***** Provided data *****

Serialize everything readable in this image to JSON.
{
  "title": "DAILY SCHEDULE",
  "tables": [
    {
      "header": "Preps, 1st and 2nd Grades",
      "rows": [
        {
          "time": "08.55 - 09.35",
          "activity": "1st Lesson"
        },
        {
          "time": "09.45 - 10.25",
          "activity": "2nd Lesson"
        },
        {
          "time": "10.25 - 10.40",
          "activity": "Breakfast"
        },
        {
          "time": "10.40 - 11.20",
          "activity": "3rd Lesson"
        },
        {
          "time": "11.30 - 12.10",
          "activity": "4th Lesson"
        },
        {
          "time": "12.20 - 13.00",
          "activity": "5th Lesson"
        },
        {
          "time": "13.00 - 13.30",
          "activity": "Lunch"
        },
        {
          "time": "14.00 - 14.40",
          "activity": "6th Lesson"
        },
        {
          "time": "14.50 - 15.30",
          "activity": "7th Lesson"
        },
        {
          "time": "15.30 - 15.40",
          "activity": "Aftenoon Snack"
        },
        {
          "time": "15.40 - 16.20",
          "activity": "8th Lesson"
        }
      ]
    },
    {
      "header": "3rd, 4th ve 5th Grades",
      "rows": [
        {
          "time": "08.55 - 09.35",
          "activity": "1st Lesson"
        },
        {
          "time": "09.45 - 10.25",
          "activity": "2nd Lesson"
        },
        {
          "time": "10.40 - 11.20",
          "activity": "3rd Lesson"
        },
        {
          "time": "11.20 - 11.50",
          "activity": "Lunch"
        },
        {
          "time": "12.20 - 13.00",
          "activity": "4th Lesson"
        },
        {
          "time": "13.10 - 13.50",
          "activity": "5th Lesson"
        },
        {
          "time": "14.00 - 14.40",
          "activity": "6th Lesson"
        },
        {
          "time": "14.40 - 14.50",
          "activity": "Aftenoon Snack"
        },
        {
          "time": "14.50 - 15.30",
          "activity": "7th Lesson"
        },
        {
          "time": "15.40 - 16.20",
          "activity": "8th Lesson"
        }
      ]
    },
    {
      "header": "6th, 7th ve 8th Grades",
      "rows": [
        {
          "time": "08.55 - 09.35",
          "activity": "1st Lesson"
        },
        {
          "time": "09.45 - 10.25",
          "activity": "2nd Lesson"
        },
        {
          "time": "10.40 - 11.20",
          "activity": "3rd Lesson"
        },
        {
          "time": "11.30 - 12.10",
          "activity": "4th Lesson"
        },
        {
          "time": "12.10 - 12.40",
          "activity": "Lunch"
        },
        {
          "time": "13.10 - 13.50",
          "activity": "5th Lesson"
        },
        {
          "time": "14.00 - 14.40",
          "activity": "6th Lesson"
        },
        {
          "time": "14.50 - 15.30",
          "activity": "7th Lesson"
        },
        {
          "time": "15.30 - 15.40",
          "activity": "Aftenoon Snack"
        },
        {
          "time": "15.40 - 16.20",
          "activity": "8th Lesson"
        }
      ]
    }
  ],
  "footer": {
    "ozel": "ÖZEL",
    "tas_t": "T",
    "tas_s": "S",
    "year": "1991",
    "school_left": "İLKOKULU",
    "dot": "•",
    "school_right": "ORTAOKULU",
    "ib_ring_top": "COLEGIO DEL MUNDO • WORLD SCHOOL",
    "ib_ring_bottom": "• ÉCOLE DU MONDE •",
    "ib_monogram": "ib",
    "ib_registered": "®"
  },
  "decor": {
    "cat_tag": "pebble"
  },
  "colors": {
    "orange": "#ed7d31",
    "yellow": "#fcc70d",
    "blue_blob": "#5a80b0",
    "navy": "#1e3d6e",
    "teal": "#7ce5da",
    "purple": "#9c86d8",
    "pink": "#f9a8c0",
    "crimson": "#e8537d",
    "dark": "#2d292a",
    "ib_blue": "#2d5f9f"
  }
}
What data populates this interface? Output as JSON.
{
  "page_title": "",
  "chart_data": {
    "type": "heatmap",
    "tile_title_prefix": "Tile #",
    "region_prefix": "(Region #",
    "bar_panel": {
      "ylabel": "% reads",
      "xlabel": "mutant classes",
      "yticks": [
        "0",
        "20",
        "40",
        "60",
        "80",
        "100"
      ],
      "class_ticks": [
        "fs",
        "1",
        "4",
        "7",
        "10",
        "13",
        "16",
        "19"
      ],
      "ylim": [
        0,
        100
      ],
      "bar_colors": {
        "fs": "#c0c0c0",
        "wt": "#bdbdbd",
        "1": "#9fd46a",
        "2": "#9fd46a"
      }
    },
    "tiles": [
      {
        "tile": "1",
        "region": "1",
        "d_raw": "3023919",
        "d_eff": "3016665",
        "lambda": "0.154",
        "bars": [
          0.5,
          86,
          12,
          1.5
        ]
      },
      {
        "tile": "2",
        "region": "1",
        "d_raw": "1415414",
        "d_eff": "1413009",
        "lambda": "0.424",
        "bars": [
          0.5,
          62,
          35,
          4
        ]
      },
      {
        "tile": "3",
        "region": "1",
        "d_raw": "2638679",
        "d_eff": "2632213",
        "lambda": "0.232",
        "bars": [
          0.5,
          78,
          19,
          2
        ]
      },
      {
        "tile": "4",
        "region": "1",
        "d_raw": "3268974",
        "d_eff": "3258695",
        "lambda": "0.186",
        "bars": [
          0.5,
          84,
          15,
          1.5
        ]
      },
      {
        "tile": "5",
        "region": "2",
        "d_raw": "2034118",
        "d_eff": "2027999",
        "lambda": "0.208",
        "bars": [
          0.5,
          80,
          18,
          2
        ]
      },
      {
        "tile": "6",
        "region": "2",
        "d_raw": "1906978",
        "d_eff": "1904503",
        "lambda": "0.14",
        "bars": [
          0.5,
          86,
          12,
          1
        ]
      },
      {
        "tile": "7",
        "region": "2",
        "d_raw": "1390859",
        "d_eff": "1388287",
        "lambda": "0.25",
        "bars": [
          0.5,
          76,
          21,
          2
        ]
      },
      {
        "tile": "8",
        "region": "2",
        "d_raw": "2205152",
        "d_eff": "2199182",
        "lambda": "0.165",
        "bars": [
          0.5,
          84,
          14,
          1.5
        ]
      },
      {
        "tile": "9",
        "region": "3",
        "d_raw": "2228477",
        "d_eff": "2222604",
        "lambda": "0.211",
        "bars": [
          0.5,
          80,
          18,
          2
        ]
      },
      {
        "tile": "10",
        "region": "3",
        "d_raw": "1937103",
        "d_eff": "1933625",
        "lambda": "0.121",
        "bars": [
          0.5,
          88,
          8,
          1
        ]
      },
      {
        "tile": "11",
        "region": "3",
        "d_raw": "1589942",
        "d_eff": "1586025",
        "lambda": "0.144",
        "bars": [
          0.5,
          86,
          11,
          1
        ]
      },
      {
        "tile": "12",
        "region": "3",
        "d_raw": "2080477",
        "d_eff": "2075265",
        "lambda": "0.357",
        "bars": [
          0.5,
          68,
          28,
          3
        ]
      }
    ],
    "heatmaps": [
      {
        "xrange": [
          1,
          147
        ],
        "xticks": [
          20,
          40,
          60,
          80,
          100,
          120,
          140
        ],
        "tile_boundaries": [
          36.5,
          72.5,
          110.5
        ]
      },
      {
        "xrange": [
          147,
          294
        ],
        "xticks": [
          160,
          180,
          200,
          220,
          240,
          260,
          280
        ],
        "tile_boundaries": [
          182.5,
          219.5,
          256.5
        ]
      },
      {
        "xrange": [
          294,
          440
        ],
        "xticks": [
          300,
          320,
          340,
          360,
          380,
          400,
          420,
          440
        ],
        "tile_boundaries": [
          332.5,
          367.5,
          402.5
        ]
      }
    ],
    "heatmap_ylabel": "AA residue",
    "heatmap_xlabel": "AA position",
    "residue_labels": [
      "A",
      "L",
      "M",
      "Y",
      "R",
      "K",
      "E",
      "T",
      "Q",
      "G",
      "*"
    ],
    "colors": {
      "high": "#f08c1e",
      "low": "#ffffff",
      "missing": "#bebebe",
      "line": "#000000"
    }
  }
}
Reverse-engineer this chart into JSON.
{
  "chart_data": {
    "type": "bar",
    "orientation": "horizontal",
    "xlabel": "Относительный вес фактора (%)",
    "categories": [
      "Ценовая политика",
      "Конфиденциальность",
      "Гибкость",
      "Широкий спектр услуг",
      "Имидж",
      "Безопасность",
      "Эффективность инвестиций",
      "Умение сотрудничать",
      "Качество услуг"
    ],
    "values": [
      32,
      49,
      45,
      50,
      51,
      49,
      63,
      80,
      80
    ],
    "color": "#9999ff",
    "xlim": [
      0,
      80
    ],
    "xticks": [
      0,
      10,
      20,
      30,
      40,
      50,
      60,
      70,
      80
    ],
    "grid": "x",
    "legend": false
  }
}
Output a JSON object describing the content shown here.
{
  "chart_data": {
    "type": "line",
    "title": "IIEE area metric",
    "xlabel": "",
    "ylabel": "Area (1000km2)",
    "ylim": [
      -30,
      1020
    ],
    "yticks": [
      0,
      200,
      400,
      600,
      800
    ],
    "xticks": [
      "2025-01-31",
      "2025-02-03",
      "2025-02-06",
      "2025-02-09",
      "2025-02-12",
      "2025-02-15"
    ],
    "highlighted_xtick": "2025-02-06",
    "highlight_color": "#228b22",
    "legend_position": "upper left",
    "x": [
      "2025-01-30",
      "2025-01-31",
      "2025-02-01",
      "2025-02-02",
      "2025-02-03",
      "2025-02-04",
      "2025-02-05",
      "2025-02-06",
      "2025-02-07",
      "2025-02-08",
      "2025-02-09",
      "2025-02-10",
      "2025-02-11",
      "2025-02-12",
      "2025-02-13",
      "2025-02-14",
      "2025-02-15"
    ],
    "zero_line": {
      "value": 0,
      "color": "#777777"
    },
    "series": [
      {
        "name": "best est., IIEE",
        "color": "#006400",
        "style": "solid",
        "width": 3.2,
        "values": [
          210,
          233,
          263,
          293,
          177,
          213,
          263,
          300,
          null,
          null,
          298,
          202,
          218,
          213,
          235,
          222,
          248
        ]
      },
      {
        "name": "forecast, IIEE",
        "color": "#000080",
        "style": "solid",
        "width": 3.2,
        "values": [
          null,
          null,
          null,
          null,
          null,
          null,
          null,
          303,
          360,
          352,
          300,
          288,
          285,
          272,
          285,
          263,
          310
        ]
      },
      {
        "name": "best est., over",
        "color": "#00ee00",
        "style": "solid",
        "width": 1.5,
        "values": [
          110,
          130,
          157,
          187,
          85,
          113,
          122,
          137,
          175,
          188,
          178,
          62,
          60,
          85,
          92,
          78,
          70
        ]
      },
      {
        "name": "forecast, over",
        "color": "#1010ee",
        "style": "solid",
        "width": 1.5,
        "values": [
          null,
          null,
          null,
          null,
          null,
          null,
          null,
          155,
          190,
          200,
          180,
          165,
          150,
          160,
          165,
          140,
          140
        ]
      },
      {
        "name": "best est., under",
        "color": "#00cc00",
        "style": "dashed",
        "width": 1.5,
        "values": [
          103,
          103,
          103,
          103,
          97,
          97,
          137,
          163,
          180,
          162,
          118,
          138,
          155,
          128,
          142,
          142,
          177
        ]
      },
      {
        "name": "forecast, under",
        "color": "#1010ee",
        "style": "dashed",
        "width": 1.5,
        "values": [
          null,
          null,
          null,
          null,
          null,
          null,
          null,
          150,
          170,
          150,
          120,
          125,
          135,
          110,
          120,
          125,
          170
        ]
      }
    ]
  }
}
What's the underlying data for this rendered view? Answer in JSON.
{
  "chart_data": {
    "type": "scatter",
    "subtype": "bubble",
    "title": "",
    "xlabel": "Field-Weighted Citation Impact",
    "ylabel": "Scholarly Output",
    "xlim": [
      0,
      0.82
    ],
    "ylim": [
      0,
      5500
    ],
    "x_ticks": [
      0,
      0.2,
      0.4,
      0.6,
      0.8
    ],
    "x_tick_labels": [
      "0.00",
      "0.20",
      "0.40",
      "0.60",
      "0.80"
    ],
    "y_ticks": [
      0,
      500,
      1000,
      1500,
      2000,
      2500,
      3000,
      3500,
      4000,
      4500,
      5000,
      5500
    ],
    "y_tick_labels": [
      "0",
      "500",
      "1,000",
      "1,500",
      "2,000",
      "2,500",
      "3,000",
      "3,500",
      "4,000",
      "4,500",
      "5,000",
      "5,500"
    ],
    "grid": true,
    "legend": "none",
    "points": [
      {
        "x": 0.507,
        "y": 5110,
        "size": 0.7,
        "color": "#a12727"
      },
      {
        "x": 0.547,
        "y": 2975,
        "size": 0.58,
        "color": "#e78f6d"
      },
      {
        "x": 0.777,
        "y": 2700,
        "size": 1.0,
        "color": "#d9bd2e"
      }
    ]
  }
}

*****

- **Exercise description**:
In the entries above, find each line with the word "lambda" and copy it.

- **Solution**:
        "lambda": "0.154",
        "lambda": "0.424",
        "lambda": "0.232",
        "lambda": "0.186",
        "lambda": "0.208",
        "lambda": "0.14",
        "lambda": "0.25",
        "lambda": "0.165",
        "lambda": "0.211",
        "lambda": "0.121",
        "lambda": "0.144",
        "lambda": "0.357",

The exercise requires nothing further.